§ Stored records
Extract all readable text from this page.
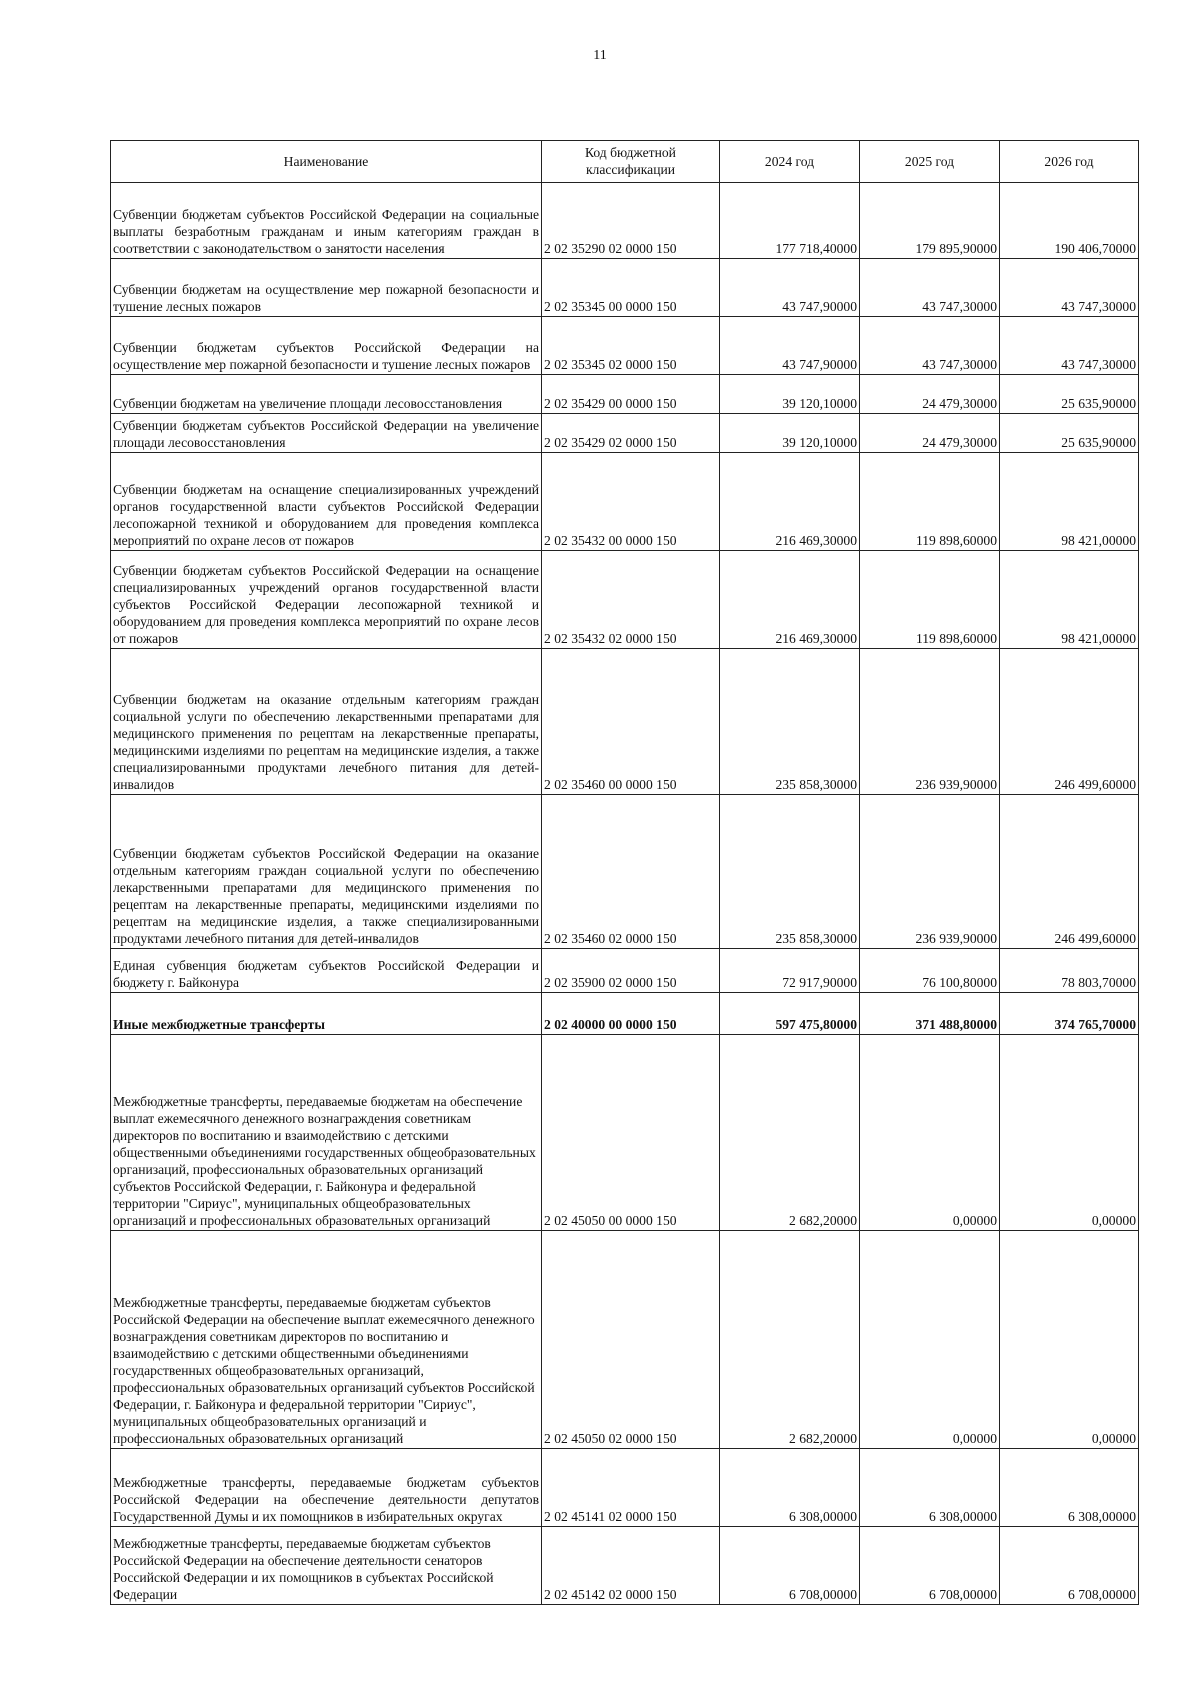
11
Наименование	Код бюджетной классификации	2024 год	2025 год	2026 год
Субвенции бюджетам субъектов Российской Федерации на социальные выплаты безработным гражданам и иным категориям граждан в соответствии с законодательством о занятости населения	2 02 35290 02 0000 150	177 718,40000	179 895,90000	190 406,70000
Субвенции бюджетам на осуществление мер пожарной безопасности и тушение лесных пожаров	2 02 35345 00 0000 150	43 747,90000	43 747,30000	43 747,30000
Субвенции бюджетам субъектов Российской Федерации на осуществление мер пожарной безопасности и тушение лесных пожаров	2 02 35345 02 0000 150	43 747,90000	43 747,30000	43 747,30000
Субвенции бюджетам на увеличение площади лесовосстановления	2 02 35429 00 0000 150	39 120,10000	24 479,30000	25 635,90000
Субвенции бюджетам субъектов Российской Федерации на увеличение площади лесовосстановления	2 02 35429 02 0000 150	39 120,10000	24 479,30000	25 635,90000
Субвенции бюджетам на оснащение специализированных учреждений органов государственной власти субъектов Российской Федерации лесопожарной техникой и оборудованием для проведения комплекса мероприятий по охране лесов от пожаров	2 02 35432 00 0000 150	216 469,30000	119 898,60000	98 421,00000
Субвенции бюджетам субъектов Российской Федерации на оснащение специализированных учреждений органов государственной власти субъектов Российской Федерации лесопожарной техникой и оборудованием для проведения комплекса мероприятий по охране лесов от пожаров	2 02 35432 02 0000 150	216 469,30000	119 898,60000	98 421,00000
Субвенции бюджетам на оказание отдельным категориям граждан социальной услуги по обеспечению лекарственными препаратами для медицинского применения по рецептам на лекарственные препараты, медицинскими изделиями по рецептам на медицинские изделия, а также специализированными продуктами лечебного питания для детей-инвалидов	2 02 35460 00 0000 150	235 858,30000	236 939,90000	246 499,60000
Субвенции бюджетам субъектов Российской Федерации на оказание отдельным категориям граждан социальной услуги по обеспечению лекарственными препаратами для медицинского применения по рецептам на лекарственные препараты, медицинскими изделиями по рецептам на медицинские изделия, а также специализированными продуктами лечебного питания для детей-инвалидов	2 02 35460 02 0000 150	235 858,30000	236 939,90000	246 499,60000
Единая субвенция бюджетам субъектов Российской Федерации и бюджету г. Байконура	2 02 35900 02 0000 150	72 917,90000	76 100,80000	78 803,70000
Иные межбюджетные трансферты	2 02 40000 00 0000 150	597 475,80000	371 488,80000	374 765,70000
Межбюджетные трансферты, передаваемые бюджетам на обеспечение выплат ежемесячного денежного вознаграждения советникам директоров по воспитанию и взаимодействию с детскими общественными объединениями государственных общеобразовательных организаций, профессиональных образовательных организаций субъектов Российской Федерации, г. Байконура и федеральной территории "Сириус", муниципальных общеобразовательных организаций и профессиональных образовательных организаций	2 02 45050 00 0000 150	2 682,20000	0,00000	0,00000
Межбюджетные трансферты, передаваемые бюджетам субъектов Российской Федерации на обеспечение выплат ежемесячного денежного вознаграждения советникам директоров по воспитанию и взаимодействию с детскими общественными объединениями государственных общеобразовательных организаций, профессиональных образовательных организаций субъектов Российской Федерации, г. Байконура и федеральной территории "Сириус", муниципальных общеобразовательных организаций и профессиональных образовательных организаций	2 02 45050 02 0000 150	2 682,20000	0,00000	0,00000
Межбюджетные трансферты, передаваемые бюджетам субъектов Российской Федерации на обеспечение деятельности депутатов Государственной Думы и их помощников в избирательных округах	2 02 45141 02 0000 150	6 308,00000	6 308,00000	6 308,00000
Межбюджетные трансферты, передаваемые бюджетам субъектов Российской Федерации на обеспечение деятельности сенаторов Российской Федерации и их помощников в субъектах Российской Федерации	2 02 45142 02 0000 150	6 708,00000	6 708,00000	6 708,00000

§ Exercise instructions
Select and copy every line of the material that holds the string "детскими".

§ Result for this exercise
Межбюджетные трансферты, передаваемые бюджетам на обеспечение выплат ежемесячного денежного вознаграждения советникам директоров по воспитанию и взаимодействию с детскими общественными объединениями государственных общеобразовательных организаций, профессиональных образовательных организаций субъектов Российской Федерации, г. Байконура и федеральной территории "Сириус", муниципальных общеобразовательных организаций и профессиональных образовательных организаций	2 02 45050 00 0000 150	2 682,20000	0,00000	0,00000
Межбюджетные трансферты, передаваемые бюджетам субъектов Российской Федерации на обеспечение выплат ежемесячного денежного вознаграждения советникам директоров по воспитанию и взаимодействию с детскими общественными объединениями государственных общеобразовательных организаций, профессиональных образовательных организаций субъектов Российской Федерации, г. Байконура и федеральной территории "Сириус", муниципальных общеобразовательных организаций и профессиональных образовательных организаций	2 02 45050 02 0000 150	2 682,20000	0,00000	0,00000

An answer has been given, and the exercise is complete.